(Data entries)
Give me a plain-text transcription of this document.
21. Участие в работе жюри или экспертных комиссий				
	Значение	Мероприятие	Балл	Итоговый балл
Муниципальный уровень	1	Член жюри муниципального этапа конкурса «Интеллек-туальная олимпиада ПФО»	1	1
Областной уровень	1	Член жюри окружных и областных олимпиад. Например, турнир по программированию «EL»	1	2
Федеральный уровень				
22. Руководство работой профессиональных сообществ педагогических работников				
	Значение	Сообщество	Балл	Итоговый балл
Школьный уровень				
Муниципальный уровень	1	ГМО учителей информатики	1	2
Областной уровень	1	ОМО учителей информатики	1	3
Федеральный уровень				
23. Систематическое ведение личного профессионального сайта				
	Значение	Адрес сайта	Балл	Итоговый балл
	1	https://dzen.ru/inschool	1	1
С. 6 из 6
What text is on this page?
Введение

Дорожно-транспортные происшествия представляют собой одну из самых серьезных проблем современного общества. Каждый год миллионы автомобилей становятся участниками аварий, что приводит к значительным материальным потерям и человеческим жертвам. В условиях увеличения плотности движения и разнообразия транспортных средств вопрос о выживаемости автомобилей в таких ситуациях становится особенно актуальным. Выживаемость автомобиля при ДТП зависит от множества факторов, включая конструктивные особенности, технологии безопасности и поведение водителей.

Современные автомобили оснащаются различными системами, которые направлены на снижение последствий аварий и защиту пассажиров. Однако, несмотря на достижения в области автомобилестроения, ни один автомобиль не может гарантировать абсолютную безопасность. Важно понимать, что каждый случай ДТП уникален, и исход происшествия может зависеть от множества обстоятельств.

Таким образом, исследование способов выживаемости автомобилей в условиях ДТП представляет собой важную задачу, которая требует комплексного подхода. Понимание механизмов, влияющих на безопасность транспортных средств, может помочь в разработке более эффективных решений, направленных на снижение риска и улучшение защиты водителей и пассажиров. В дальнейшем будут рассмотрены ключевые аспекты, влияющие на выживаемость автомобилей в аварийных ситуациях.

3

### PROBLEM REQUIREMENTS
Restate every entry word for word.

### RESULT OF THE EXERCISE
Give me a plain-text transcription of this document.
21. Участие в работе жюри или экспертных комиссий				
	Значение	Мероприятие	Балл	Итоговый балл
Муниципальный уровень	1	Член жюри муниципального этапа конкурса «Интеллек-туальная олимпиада ПФО»	1	1
Областной уровень	1	Член жюри окружных и областных олимпиад. Например, турнир по программированию «EL»	1	2
Федеральный уровень				
22. Руководство работой профессиональных сообществ педагогических работников				
	Значение	Сообщество	Балл	Итоговый балл
Школьный уровень				
Муниципальный уровень	1	ГМО учителей информатики	1	2
Областной уровень	1	ОМО учителей информатики	1	3
Федеральный уровень				
23. Систематическое ведение личного профессионального сайта				
	Значение	Адрес сайта	Балл	Итоговый балл
	1	https://dzen.ru/inschool	1	1
С. 6 из 6
What text is on this page?
Введение

Дорожно-транспортные происшествия представляют собой одну из самых серьезных проблем современного общества. Каждый год миллионы автомобилей становятся участниками аварий, что приводит к значительным материальным потерям и человеческим жертвам. В условиях увеличения плотности движения и разнообразия транспортных средств вопрос о выживаемости автомобилей в таких ситуациях становится особенно актуальным. Выживаемость автомобиля при ДТП зависит от множества факторов, включая конструктивные особенности, технологии безопасности и поведение водителей.

Современные автомобили оснащаются различными системами, которые направлены на снижение последствий аварий и защиту пассажиров. Однако, несмотря на достижения в области автомобилестроения, ни один автомобиль не может гарантировать абсолютную безопасность. Важно понимать, что каждый случай ДТП уникален, и исход происшествия может зависеть от множества обстоятельств.

Таким образом, исследование способов выживаемости автомобилей в условиях ДТП представляет собой важную задачу, которая требует комплексного подхода. Понимание механизмов, влияющих на безопасность транспортных средств, может помочь в разработке более эффективных решений, направленных на снижение риска и улучшение защиты водителей и пассажиров. В дальнейшем будут рассмотрены ключевые аспекты, влияющие на выживаемость автомобилей в аварийных ситуациях.

3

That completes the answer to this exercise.